Problem statement
Duplicate the data from the line containing "song-title: Chekuthan song: [138, 675, 306, 701]" up to and including the line containing "favorite-heart-icon[interactable]: [566, 578, 598, 608]", with no changes.

Exercise data
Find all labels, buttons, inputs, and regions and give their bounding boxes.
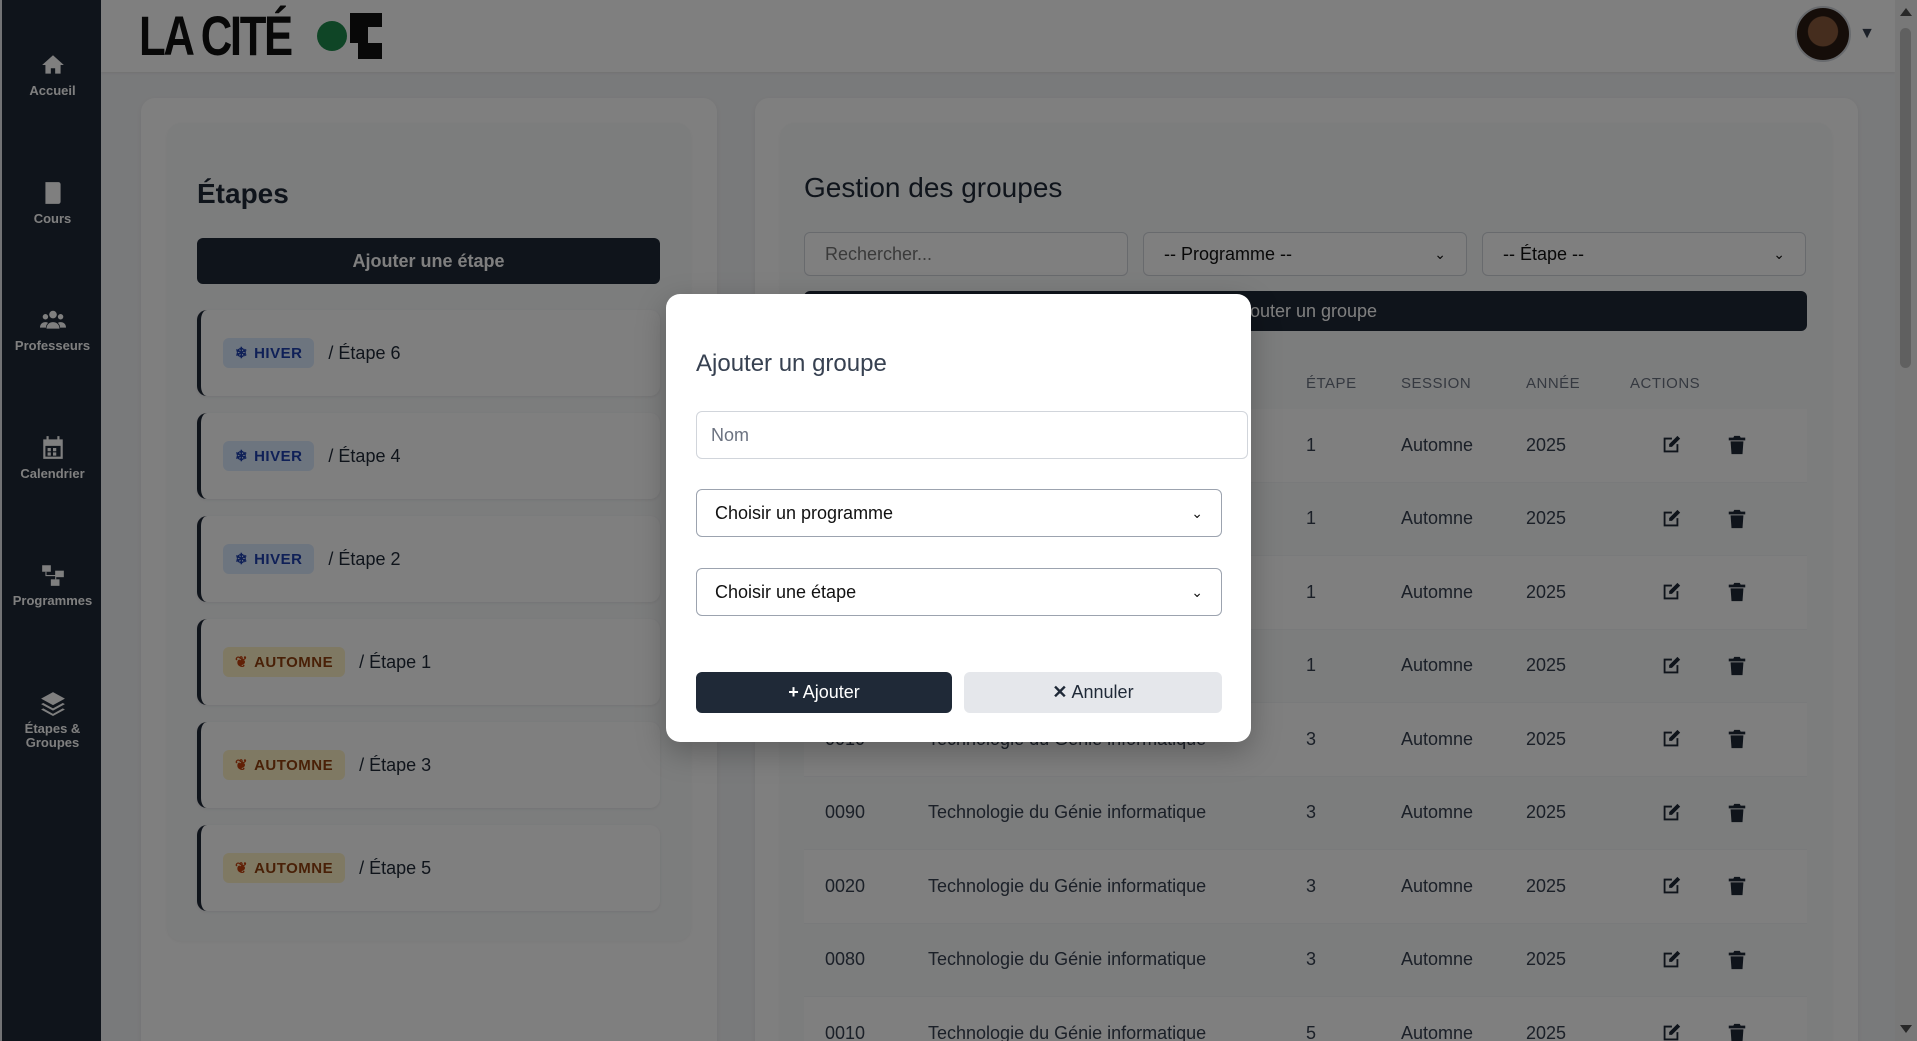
add-groupe-modal: Ajouter un groupe Choisir un programme ⌄… — [666, 294, 1251, 742]
modal-title: Ajouter un groupe — [696, 350, 887, 377]
chevron-down-icon: ⌄ — [1191, 583, 1203, 600]
nom-input[interactable] — [696, 411, 1248, 459]
close-icon: ✕ — [1052, 682, 1068, 702]
chevron-down-icon: ⌄ — [1191, 504, 1203, 521]
ajouter-button[interactable]: + Ajouter — [696, 672, 952, 713]
annuler-label: Annuler — [1071, 682, 1134, 702]
etape-select[interactable]: Choisir une étape ⌄ — [696, 568, 1222, 616]
plus-icon: + — [788, 682, 799, 702]
programme-select[interactable]: Choisir un programme ⌄ — [696, 489, 1222, 537]
ajouter-label: Ajouter — [802, 682, 860, 702]
annuler-button[interactable]: ✕ Annuler — [964, 672, 1222, 713]
etape-select-value: Choisir une étape — [715, 581, 857, 602]
programme-select-value: Choisir un programme — [715, 502, 894, 523]
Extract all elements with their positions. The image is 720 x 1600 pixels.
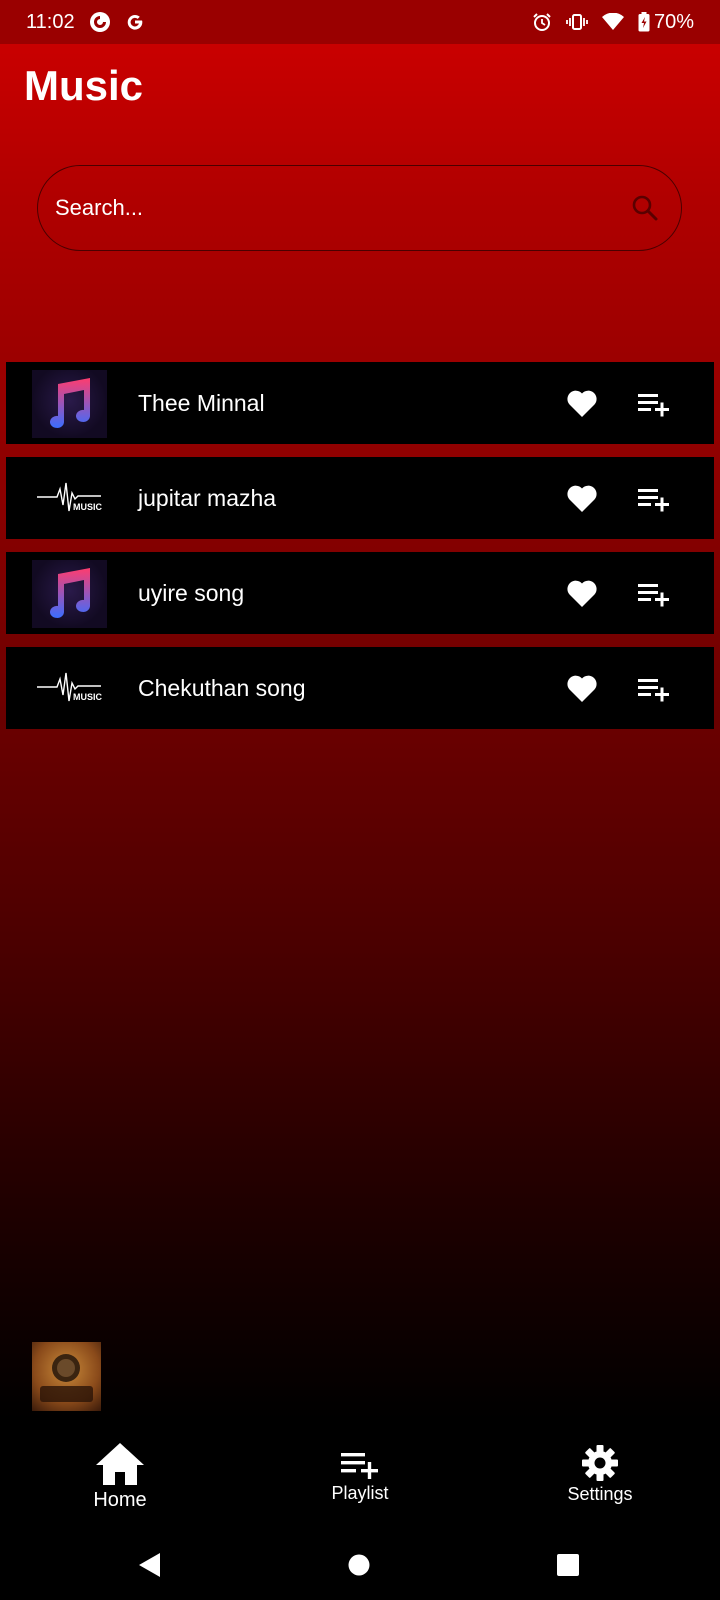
song-title: Chekuthan song: [138, 675, 306, 701]
song-title: Thee Minnal: [138, 390, 265, 416]
album-art: MUSIC: [32, 465, 107, 533]
google-icon: [125, 12, 145, 32]
song-title: jupitar mazha: [138, 485, 277, 511]
favorite-heart-icon[interactable]: [566, 578, 598, 608]
nav-label-settings: Settings: [567, 1484, 633, 1504]
playlist-add-icon: [341, 1449, 379, 1479]
battery-level: 70%: [653, 10, 694, 33]
song-row[interactable]: uyire song: [6, 552, 714, 634]
nav-home[interactable]: Home: [30, 1425, 210, 1535]
song-title: uyire song: [138, 580, 245, 606]
playlist-add-icon[interactable]: [638, 675, 670, 703]
nav-label-playlist: Playlist: [331, 1483, 389, 1503]
back-icon[interactable]: [138, 1552, 162, 1578]
favorite-heart-icon[interactable]: [566, 673, 598, 703]
pocket-casts-icon: [89, 11, 111, 33]
song-row[interactable]: Thee Minnal: [6, 362, 714, 444]
song-row[interactable]: MUSIC jupitar mazha: [6, 457, 714, 539]
gear-icon: [581, 1444, 619, 1482]
music-wave-logo: MUSIC: [36, 482, 103, 512]
vibrate-icon: [566, 12, 588, 32]
status-bar: 11:02 70%: [0, 0, 720, 44]
favorite-heart-icon[interactable]: [566, 483, 598, 513]
nav-settings[interactable]: Settings: [510, 1425, 690, 1535]
battery-icon: [638, 12, 650, 32]
recents-icon[interactable]: [557, 1554, 579, 1576]
home-icon: [94, 1441, 146, 1487]
mini-player-album-art[interactable]: [32, 1342, 101, 1411]
alarm-icon: [532, 12, 552, 32]
system-nav-bar: [0, 1535, 720, 1600]
album-art: [32, 560, 107, 628]
home-circle-icon[interactable]: [348, 1554, 370, 1576]
music-note-icon: [49, 378, 90, 428]
bottom-nav: Home Playlist Settings: [0, 1425, 720, 1535]
nav-label-home: Home: [93, 1489, 147, 1511]
music-note-icon: [49, 568, 90, 618]
playlist-add-icon[interactable]: [638, 485, 670, 513]
page-title: Music: [24, 62, 144, 109]
search-icon[interactable]: [631, 194, 659, 222]
album-art: MUSIC: [32, 655, 107, 723]
playlist-add-icon[interactable]: [638, 580, 670, 608]
music-logo-text: MUSIC: [73, 692, 103, 702]
search-input[interactable]: [55, 195, 631, 221]
song-row[interactable]: MUSIC Chekuthan song: [6, 647, 714, 729]
music-logo-text: MUSIC: [73, 502, 103, 512]
music-wave-logo: MUSIC: [36, 672, 103, 702]
wifi-icon: [601, 13, 624, 31]
search-bar[interactable]: [37, 165, 682, 251]
playlist-add-icon[interactable]: [638, 390, 670, 418]
status-time: 11:02: [26, 10, 75, 33]
album-art: [32, 370, 107, 438]
favorite-heart-icon[interactable]: [566, 388, 598, 418]
nav-playlist[interactable]: Playlist: [270, 1425, 450, 1535]
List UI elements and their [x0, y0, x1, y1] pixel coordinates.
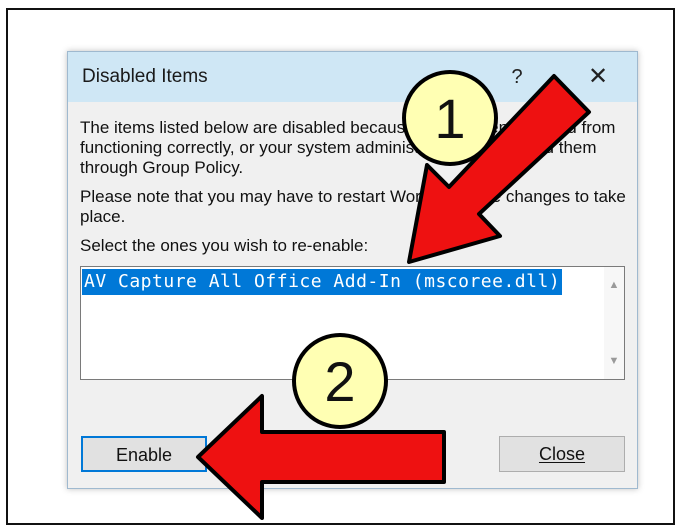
close-icon[interactable]: ✕	[580, 62, 616, 92]
disabled-items-listbox[interactable]: AV Capture All Office Add-In (mscoree.dl…	[80, 266, 625, 380]
enable-button[interactable]: Enable	[81, 436, 207, 472]
dialog-description: The items listed below are disabled beca…	[80, 118, 628, 265]
description-paragraph-3: Select the ones you wish to re-enable:	[80, 236, 369, 255]
title-bar: Disabled Items ? ✕	[68, 52, 637, 102]
help-button[interactable]: ?	[502, 62, 532, 92]
description-paragraph-2: Please note that you may have to restart…	[80, 187, 626, 226]
scroll-up-icon[interactable]: ▲	[604, 275, 624, 295]
close-button-label: Close	[538, 444, 586, 464]
disabled-items-dialog: Disabled Items ? ✕ The items listed belo…	[67, 51, 638, 489]
dialog-title: Disabled Items	[82, 66, 208, 87]
description-paragraph-1: The items listed below are disabled beca…	[80, 118, 616, 177]
listbox-scrollbar[interactable]: ▲ ▼	[604, 267, 624, 379]
close-button[interactable]: Close	[499, 436, 625, 472]
scroll-down-icon[interactable]: ▼	[604, 351, 624, 371]
list-item-selected[interactable]: AV Capture All Office Add-In (mscoree.dl…	[82, 269, 563, 295]
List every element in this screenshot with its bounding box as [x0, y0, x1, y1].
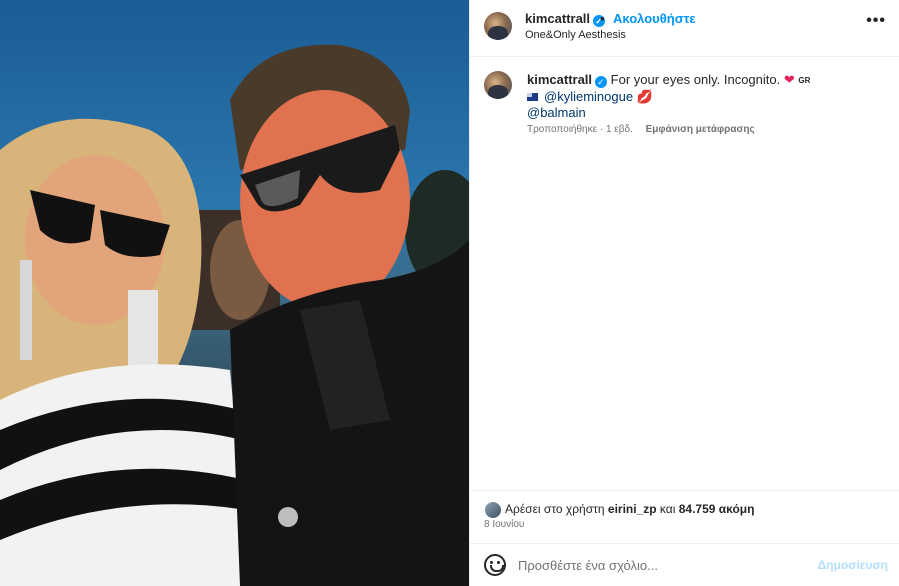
likes-count[interactable]: 84.759 ακόμη: [679, 502, 755, 516]
kiss-emoji-icon: 💋: [636, 89, 653, 104]
greece-flag-label: GR: [798, 76, 811, 85]
verified-check-icon: ✓: [595, 76, 608, 88]
likes-summary: Αρέσει στο χρήστη eirini_zp και 84.759 α…: [505, 502, 754, 516]
post-comment-button[interactable]: Δημοσίευση: [818, 558, 888, 572]
header-separator: •: [600, 11, 605, 26]
post-header: kimcattrall ✓ • Ακολουθήστε One&Only Aest…: [470, 0, 899, 57]
comment-input[interactable]: [518, 555, 798, 575]
caption-text: kimcattrall ✓ For your eyes only. Incogni…: [527, 72, 887, 121]
post-side-panel: kimcattrall ✓ • Ακολουθήστε One&Only Aest…: [469, 0, 899, 586]
author-username-text[interactable]: kimcattrall: [525, 11, 590, 26]
likes-section: Αρέσει στο χρήστη eirini_zp και 84.759 α…: [470, 490, 899, 536]
caption-meta: Τροποποιήθηκε · 1 εβδ. Εμφάνιση μετάφρασ…: [527, 124, 755, 135]
follow-button[interactable]: Ακολουθήστε: [613, 11, 696, 26]
post-date[interactable]: 8 Ιουνίου: [484, 519, 524, 530]
heart-emoji-icon: ❤: [783, 72, 795, 87]
mention-kylieminogue[interactable]: @kylieminogue: [544, 89, 633, 104]
author-username[interactable]: kimcattrall ✓: [525, 11, 606, 27]
mention-balmain[interactable]: @balmain: [527, 105, 586, 120]
see-translation-link[interactable]: Εμφάνιση μετάφρασης: [646, 124, 755, 135]
caption-username[interactable]: kimcattrall: [527, 72, 592, 87]
post-photo-illustration: [0, 0, 469, 586]
likes-connector: και: [659, 502, 676, 516]
emoji-smiley-icon[interactable]: [484, 554, 506, 576]
liker-avatar[interactable]: [484, 501, 502, 519]
edited-timestamp: Τροποποιήθηκε · 1 εβδ.: [527, 124, 633, 135]
author-avatar[interactable]: [484, 12, 512, 40]
liker-username[interactable]: eirini_zp: [608, 502, 657, 516]
post-location[interactable]: One&Only Aesthesis: [525, 29, 626, 41]
more-options-icon[interactable]: •••: [866, 12, 886, 30]
caption-body: For your eyes only. Incognito.: [610, 72, 781, 87]
post-photo[interactable]: [0, 0, 469, 586]
caption-avatar[interactable]: [484, 71, 512, 99]
comment-bar: Δημοσίευση: [470, 543, 899, 586]
likes-prefix: Αρέσει στο χρήστη: [505, 502, 605, 516]
australia-flag-icon: [527, 93, 538, 101]
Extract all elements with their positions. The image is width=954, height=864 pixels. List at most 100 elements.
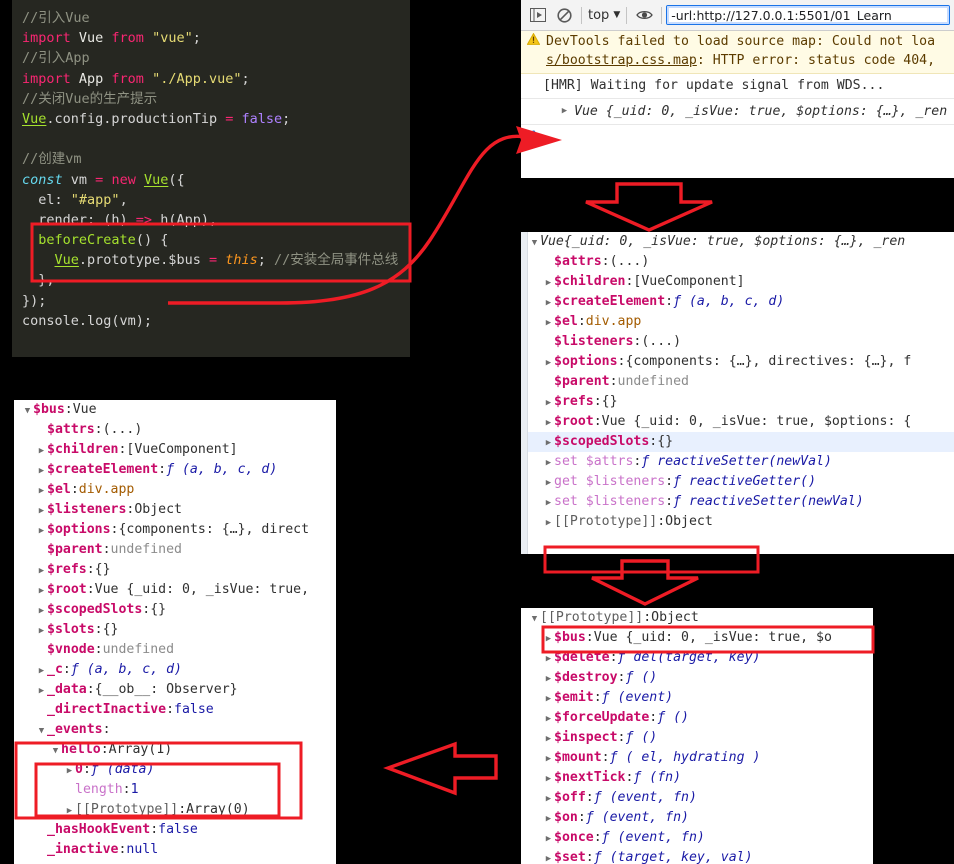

Task response
song-title: Chekuthan song: [138, 675, 306, 701]
song-title: Thee Minnal: [138, 390, 265, 416]
album-art: MUSIC: [32, 465, 107, 533]
google-icon: [125, 12, 145, 32]
song-title: jupitar mazha: [138, 485, 277, 511]
favorite-heart-icon[interactable]: [566, 578, 598, 608]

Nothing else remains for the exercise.